━━━ MATERIAL FOR THE TASK
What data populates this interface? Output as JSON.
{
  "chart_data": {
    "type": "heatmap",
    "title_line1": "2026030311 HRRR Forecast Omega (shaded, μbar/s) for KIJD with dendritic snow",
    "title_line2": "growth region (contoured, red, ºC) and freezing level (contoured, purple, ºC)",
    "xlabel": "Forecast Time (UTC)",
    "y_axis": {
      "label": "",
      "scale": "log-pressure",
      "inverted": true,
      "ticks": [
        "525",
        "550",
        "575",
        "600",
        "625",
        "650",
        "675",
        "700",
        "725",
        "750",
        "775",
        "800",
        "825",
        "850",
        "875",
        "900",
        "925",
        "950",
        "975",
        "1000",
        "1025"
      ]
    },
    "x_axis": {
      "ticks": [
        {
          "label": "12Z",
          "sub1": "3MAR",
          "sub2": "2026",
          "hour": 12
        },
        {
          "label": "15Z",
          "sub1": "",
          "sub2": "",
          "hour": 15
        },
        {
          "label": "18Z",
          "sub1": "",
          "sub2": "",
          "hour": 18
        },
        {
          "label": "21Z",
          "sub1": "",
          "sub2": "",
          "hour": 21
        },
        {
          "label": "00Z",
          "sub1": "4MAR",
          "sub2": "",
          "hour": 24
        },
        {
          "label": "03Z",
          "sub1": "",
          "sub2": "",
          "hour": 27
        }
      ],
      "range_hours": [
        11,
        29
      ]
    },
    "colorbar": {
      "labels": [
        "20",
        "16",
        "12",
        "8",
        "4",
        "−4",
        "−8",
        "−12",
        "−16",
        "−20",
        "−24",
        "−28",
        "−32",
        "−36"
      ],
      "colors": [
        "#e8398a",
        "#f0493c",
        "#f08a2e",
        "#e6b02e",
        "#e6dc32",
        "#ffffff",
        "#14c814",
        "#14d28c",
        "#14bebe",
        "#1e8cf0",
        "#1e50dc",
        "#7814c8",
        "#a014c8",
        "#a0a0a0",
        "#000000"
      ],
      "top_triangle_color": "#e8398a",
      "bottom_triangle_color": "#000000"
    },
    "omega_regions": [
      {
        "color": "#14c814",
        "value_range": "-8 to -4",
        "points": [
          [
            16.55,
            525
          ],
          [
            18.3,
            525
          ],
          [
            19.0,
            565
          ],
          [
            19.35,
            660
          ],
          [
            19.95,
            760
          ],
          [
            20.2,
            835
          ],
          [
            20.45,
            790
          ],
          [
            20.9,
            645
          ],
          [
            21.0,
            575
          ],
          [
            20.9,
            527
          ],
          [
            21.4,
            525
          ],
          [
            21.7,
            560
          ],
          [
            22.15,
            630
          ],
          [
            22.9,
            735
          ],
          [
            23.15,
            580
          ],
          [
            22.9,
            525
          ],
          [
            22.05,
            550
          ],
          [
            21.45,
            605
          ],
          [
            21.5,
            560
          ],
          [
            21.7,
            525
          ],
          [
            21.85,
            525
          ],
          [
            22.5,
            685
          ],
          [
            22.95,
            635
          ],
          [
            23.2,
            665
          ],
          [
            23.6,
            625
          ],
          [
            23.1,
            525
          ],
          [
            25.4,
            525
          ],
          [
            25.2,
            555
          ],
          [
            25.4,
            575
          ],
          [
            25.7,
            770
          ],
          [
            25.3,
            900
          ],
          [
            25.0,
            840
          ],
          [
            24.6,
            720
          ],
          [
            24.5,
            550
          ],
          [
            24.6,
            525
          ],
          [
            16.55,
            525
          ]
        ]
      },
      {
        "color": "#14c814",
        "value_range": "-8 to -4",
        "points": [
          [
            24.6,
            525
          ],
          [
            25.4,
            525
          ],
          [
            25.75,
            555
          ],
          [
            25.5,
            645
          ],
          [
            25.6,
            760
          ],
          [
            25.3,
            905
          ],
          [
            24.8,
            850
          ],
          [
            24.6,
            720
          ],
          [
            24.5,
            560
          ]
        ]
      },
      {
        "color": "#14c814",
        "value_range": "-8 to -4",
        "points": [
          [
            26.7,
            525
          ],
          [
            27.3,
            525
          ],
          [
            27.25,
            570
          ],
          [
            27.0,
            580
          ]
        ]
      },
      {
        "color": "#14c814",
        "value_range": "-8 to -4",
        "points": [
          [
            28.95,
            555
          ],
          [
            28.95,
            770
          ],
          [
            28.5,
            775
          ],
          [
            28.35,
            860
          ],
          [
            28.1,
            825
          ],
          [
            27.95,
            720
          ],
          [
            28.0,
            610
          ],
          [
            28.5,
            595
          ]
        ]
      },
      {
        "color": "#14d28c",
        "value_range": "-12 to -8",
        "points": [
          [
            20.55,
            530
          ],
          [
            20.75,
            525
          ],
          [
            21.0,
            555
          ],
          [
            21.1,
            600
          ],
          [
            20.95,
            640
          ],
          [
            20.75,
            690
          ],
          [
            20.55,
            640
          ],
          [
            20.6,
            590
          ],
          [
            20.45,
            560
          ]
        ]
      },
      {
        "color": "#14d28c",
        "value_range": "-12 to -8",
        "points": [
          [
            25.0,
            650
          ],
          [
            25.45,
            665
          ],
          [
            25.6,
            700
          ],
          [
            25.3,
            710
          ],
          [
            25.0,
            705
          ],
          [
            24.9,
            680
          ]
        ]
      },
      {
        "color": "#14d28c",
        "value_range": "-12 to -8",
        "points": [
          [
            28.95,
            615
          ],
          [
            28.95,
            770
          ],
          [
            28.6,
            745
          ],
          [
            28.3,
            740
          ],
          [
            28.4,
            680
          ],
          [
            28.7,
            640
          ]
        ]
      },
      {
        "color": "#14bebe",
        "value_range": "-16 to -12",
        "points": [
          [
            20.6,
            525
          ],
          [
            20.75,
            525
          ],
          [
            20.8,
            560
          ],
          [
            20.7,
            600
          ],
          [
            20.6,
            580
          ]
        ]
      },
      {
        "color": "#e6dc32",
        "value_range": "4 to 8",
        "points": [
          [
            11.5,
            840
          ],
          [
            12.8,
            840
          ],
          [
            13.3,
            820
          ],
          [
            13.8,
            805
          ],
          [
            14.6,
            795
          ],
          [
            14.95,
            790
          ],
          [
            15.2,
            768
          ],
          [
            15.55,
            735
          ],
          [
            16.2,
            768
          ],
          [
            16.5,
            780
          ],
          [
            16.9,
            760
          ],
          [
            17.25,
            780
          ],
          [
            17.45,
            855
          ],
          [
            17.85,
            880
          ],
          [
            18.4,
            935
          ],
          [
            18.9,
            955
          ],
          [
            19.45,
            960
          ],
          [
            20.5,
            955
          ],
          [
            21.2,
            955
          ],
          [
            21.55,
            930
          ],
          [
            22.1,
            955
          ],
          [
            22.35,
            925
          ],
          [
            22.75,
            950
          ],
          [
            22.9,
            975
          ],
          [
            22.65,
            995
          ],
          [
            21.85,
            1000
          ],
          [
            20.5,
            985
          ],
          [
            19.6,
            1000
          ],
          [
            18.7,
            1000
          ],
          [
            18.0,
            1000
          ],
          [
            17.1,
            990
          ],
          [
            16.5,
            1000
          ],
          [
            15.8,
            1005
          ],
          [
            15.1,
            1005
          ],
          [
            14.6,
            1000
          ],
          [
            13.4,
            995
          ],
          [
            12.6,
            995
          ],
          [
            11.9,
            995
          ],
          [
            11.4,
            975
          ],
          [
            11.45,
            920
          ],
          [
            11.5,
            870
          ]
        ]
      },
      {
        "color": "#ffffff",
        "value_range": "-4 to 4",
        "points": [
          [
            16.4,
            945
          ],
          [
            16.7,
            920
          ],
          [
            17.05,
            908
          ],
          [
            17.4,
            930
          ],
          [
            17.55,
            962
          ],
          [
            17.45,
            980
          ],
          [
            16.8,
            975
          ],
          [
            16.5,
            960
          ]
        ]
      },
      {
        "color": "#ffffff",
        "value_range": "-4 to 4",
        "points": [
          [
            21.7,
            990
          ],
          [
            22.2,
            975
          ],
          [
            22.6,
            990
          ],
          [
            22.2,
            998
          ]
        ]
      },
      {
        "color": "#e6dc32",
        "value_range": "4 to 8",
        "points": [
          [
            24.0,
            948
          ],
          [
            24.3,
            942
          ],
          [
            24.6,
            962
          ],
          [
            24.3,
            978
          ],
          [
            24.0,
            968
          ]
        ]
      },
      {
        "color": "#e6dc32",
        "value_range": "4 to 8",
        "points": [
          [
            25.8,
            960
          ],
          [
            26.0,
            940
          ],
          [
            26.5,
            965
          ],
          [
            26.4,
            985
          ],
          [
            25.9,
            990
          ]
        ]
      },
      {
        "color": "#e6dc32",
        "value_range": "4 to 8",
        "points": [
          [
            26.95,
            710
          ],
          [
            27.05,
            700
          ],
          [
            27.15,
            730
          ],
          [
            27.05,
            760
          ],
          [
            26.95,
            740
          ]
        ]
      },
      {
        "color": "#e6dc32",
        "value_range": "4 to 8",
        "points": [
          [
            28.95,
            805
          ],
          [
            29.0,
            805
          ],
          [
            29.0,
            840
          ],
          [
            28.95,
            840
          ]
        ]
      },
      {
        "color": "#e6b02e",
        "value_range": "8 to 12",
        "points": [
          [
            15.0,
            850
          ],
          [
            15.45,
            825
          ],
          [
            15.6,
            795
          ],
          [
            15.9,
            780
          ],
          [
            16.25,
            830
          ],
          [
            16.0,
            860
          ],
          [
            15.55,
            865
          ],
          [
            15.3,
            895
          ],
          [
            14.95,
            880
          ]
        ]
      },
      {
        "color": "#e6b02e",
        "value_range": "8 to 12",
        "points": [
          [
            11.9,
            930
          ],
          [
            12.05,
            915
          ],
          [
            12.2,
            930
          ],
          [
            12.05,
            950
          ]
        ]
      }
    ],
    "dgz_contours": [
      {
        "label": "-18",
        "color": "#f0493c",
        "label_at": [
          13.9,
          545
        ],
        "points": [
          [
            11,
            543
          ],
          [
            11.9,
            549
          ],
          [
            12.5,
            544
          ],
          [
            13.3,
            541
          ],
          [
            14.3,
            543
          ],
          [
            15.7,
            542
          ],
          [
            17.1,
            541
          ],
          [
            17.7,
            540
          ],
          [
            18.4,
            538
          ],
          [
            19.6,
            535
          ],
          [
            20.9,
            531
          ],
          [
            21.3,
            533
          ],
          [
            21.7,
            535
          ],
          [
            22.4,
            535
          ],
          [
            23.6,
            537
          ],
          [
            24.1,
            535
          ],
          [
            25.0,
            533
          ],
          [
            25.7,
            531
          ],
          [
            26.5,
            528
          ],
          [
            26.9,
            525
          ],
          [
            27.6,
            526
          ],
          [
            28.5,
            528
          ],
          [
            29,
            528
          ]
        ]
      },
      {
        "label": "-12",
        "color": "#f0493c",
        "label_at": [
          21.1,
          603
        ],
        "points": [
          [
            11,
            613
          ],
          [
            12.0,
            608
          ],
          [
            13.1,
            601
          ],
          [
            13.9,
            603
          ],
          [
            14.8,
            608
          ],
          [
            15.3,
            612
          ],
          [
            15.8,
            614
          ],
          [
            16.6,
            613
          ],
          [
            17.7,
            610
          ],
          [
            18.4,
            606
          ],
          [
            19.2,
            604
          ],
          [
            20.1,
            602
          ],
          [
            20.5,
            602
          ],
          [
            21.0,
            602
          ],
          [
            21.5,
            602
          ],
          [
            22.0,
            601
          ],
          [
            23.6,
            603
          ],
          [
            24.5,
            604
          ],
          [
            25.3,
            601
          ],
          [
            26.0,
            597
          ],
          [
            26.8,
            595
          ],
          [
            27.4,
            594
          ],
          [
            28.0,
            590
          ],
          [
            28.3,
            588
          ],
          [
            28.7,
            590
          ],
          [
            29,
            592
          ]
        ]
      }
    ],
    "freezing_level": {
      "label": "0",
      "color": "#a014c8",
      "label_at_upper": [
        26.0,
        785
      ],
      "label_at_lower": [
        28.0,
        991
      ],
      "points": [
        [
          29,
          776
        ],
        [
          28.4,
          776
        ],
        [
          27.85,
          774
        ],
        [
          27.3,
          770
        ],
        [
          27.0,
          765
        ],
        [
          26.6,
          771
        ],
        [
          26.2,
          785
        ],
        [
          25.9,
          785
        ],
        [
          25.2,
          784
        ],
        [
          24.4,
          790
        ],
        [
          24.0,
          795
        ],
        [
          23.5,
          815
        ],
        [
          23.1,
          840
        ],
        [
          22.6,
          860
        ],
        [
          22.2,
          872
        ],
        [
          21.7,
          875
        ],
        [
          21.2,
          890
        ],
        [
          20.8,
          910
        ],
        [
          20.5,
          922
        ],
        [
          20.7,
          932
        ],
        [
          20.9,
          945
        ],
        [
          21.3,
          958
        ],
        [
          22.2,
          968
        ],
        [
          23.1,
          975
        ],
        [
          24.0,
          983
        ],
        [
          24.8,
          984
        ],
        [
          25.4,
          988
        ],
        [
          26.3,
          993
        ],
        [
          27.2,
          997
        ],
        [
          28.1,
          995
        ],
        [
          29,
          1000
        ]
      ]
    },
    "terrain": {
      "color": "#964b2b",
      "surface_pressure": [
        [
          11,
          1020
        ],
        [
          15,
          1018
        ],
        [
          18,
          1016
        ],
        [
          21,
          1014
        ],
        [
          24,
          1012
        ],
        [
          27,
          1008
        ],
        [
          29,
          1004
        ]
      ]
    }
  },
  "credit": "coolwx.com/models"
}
━━━━━━
● TASK OBJECTIVE
Go over the records above and tally the lines with the word "Forecast" in them. Give the number alone.

● EXERCISE OUTPUT
2